═════ Entries provided

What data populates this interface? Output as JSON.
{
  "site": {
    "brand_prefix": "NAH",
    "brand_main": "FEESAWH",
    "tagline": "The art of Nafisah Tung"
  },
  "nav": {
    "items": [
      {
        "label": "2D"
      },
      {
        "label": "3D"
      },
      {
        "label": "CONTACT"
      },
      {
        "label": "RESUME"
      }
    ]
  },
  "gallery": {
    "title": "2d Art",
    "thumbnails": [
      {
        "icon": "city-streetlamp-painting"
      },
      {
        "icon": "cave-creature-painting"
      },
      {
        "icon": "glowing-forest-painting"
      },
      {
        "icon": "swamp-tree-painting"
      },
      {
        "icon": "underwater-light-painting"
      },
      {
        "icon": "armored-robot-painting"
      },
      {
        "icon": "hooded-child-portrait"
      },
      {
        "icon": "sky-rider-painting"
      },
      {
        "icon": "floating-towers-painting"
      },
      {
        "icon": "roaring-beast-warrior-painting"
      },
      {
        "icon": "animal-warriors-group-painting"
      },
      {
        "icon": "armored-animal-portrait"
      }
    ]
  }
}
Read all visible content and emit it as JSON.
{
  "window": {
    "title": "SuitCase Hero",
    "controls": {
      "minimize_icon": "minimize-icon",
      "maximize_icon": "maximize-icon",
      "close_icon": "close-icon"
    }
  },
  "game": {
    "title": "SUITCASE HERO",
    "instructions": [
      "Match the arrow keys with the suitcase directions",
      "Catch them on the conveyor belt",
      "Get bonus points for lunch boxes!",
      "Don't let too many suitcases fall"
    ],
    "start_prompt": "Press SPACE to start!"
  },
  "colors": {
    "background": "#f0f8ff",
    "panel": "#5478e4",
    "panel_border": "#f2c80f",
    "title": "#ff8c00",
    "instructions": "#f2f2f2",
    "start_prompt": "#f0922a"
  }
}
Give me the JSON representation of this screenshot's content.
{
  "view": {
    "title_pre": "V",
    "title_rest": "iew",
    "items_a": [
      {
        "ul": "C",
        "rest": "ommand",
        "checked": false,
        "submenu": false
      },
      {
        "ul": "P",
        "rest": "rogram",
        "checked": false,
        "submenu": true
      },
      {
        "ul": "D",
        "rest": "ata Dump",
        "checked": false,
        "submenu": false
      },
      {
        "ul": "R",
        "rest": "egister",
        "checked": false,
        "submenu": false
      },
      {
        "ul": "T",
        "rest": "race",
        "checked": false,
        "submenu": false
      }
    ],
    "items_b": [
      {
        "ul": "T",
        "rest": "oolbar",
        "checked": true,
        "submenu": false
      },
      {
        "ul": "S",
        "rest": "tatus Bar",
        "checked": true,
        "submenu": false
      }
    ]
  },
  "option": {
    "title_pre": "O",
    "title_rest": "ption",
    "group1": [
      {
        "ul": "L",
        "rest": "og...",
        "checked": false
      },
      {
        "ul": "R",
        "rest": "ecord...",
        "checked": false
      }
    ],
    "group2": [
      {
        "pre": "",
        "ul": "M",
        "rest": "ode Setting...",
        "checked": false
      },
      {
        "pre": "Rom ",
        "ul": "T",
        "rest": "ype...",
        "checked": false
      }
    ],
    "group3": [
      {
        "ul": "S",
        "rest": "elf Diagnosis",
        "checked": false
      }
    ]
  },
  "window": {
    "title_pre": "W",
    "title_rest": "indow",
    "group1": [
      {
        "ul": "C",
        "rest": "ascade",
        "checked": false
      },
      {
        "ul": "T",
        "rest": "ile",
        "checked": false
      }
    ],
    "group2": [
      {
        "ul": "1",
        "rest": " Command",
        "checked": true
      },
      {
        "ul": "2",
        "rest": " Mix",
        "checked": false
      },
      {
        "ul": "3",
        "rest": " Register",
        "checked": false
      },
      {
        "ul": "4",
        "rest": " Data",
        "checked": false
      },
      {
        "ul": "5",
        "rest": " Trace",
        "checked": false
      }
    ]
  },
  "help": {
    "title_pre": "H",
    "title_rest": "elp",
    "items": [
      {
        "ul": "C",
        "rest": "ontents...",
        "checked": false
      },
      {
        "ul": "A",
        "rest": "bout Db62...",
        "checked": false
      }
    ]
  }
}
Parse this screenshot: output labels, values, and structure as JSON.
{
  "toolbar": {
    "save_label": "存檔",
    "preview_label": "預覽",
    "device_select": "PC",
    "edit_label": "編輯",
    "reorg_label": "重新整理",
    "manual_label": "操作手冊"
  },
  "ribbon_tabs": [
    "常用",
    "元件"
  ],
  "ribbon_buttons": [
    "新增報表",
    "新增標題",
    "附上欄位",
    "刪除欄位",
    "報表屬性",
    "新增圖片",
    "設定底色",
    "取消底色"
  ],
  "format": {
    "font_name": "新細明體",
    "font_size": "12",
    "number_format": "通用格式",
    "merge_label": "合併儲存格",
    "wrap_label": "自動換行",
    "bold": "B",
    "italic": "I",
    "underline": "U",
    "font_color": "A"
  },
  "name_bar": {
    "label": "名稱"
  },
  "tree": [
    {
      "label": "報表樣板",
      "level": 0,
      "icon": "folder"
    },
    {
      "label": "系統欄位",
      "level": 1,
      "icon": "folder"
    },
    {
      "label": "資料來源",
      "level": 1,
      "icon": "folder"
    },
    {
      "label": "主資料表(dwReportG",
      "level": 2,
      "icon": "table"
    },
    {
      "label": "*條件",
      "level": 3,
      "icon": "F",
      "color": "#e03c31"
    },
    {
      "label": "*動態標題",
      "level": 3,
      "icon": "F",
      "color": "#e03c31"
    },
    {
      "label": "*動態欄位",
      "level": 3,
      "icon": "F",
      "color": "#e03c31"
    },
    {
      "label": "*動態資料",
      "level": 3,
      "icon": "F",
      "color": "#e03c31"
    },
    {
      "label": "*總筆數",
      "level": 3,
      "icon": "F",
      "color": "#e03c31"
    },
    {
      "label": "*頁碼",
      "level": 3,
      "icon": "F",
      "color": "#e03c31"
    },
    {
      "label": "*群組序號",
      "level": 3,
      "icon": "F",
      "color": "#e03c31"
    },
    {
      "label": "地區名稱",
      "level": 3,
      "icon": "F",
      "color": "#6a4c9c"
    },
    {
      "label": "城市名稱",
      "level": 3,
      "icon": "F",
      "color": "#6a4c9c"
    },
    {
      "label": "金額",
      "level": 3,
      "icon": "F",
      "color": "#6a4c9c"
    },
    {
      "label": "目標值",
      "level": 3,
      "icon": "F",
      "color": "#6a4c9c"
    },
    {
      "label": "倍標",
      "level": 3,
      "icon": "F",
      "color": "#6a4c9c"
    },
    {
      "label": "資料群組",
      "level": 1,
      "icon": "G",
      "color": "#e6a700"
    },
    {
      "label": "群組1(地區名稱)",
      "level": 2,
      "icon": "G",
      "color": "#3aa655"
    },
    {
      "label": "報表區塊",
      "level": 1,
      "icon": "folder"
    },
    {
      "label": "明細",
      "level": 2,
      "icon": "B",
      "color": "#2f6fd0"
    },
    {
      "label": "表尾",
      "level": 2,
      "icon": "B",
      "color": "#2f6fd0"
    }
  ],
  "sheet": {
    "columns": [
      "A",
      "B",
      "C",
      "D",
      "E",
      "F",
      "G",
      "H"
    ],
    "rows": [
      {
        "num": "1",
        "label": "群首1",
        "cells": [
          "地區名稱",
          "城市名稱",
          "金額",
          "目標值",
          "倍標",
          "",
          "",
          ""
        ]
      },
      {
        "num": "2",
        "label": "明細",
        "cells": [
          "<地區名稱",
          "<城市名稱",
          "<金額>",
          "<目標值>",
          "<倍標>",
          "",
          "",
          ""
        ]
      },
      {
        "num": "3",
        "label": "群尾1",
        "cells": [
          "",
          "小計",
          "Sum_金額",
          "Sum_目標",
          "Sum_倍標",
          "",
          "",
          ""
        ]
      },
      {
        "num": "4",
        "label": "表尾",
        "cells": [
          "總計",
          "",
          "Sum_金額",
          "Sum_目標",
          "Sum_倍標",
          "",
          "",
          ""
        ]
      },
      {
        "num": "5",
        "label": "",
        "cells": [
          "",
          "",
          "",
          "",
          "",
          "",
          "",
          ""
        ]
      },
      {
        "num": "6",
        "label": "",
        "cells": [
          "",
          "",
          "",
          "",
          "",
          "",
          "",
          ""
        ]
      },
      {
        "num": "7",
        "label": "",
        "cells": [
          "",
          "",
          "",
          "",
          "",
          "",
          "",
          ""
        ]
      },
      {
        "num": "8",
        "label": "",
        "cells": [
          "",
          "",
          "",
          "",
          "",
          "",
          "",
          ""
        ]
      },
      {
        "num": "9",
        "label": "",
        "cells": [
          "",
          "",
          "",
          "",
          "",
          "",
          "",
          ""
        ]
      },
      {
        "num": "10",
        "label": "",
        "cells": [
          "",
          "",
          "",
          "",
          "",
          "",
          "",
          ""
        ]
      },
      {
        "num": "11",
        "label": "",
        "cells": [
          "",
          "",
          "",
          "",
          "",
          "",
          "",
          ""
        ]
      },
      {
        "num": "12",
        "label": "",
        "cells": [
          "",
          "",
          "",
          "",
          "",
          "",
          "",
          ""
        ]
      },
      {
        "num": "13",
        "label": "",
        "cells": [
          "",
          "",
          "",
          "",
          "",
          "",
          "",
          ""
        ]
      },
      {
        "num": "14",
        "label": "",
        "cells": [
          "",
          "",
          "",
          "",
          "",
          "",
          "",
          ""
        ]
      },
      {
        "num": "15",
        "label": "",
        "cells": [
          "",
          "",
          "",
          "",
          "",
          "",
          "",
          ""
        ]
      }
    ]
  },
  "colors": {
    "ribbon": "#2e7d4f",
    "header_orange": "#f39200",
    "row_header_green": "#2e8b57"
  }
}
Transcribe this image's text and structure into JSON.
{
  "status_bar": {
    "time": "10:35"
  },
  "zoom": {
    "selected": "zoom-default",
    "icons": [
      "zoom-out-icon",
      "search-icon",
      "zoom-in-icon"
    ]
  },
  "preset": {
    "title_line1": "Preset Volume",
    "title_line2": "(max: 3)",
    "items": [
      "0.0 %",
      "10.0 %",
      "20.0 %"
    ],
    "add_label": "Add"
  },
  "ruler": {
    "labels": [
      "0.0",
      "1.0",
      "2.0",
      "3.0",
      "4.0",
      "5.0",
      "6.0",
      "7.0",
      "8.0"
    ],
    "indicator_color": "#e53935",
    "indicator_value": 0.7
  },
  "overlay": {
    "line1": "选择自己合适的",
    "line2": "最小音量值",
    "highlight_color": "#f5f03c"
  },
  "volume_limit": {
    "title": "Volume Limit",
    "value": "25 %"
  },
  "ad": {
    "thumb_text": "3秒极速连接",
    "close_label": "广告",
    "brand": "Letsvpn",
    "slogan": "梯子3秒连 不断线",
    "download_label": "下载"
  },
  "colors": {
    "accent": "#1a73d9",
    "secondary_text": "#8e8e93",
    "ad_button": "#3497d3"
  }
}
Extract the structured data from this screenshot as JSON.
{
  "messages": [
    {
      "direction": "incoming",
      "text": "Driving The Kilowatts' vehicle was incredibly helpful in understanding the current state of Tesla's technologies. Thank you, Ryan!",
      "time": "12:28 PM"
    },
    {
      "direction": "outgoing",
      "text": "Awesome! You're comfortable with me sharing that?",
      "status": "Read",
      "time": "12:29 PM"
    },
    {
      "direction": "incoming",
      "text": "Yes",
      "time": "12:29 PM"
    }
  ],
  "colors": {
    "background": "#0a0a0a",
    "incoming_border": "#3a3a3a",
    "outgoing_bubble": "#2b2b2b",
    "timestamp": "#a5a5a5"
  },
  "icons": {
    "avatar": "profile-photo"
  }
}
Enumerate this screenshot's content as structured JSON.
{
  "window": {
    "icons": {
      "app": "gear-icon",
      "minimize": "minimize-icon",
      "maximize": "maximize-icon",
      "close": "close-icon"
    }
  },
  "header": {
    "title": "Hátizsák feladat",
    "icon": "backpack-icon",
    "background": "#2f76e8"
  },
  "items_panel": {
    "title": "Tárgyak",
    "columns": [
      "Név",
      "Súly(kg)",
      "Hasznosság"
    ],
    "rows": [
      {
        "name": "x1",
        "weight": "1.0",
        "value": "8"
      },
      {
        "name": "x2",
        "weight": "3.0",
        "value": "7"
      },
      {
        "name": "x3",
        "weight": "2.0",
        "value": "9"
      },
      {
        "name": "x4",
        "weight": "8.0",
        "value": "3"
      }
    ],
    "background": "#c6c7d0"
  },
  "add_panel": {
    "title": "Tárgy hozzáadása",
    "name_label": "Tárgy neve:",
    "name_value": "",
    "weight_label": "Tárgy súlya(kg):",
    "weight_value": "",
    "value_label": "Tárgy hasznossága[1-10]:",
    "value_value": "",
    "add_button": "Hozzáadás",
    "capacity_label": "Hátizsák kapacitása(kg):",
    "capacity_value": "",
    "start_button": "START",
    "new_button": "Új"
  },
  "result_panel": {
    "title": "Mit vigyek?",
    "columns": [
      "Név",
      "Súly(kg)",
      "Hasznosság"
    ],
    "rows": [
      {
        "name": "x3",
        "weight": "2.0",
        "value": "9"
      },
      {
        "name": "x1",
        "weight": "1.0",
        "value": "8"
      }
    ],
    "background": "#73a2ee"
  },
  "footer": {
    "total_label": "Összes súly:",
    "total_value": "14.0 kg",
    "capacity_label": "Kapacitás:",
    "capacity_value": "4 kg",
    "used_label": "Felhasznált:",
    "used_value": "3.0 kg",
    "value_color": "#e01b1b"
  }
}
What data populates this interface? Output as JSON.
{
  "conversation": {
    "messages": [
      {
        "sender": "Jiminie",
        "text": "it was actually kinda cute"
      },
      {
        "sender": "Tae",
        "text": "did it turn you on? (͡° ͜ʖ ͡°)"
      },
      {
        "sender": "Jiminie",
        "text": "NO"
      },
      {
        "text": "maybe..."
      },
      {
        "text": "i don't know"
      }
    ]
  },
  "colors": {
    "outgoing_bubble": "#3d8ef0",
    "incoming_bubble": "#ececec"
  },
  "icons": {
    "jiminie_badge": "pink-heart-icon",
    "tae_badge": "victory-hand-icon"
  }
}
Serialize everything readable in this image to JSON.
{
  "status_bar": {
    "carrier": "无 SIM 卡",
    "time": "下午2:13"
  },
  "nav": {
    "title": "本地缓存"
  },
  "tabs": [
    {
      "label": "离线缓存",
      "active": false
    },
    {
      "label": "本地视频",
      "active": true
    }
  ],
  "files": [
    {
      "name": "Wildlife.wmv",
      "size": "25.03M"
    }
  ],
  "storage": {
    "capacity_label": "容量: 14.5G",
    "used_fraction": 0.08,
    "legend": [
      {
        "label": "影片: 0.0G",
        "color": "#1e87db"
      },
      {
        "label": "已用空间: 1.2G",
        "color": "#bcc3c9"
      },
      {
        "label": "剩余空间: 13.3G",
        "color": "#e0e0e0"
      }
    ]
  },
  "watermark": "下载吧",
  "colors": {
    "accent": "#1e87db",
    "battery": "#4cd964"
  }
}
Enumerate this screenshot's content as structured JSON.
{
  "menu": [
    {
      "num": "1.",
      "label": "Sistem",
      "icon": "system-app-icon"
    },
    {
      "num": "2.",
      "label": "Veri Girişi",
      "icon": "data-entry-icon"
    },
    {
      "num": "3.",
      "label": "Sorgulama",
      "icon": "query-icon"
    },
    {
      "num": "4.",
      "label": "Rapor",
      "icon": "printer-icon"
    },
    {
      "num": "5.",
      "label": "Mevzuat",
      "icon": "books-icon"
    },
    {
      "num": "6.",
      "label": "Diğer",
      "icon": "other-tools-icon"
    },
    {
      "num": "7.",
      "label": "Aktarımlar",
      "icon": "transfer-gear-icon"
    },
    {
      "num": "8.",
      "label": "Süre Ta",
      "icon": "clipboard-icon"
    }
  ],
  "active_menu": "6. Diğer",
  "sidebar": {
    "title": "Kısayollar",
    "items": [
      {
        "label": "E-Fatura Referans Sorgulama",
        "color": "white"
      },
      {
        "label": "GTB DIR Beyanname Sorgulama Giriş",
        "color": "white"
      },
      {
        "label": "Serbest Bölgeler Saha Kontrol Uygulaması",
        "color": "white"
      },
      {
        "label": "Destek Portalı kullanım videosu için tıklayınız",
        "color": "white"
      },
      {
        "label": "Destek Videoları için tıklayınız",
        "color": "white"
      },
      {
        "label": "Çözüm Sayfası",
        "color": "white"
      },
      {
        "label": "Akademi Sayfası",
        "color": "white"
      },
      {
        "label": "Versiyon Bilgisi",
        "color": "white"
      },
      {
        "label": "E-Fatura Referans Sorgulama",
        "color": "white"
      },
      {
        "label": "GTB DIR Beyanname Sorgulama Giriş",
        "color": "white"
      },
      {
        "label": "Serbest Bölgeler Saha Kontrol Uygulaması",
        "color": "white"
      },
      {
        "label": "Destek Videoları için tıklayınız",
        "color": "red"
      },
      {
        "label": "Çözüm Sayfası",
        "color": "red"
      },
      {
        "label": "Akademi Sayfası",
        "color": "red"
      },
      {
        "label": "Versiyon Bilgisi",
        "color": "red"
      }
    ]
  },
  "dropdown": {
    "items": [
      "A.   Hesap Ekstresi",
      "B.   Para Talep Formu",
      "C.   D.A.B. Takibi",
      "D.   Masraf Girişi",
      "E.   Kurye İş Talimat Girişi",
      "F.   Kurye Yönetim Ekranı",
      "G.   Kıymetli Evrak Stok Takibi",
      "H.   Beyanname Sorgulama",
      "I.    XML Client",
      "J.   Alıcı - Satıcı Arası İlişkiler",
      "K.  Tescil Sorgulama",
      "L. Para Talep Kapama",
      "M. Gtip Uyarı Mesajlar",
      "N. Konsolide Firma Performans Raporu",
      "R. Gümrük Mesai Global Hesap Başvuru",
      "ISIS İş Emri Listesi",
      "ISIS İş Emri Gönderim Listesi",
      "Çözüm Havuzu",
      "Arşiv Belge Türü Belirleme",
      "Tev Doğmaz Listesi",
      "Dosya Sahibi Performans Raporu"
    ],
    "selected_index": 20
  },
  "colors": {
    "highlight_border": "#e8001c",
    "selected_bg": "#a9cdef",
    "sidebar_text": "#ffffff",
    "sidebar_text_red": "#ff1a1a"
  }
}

══════════

Given problem
List each line of the records that holds the string "Hesap".

Answer to this task
      "A.   Hesap Ekstresi",
      "R. Gümrük Mesai Global Hesap Başvuru",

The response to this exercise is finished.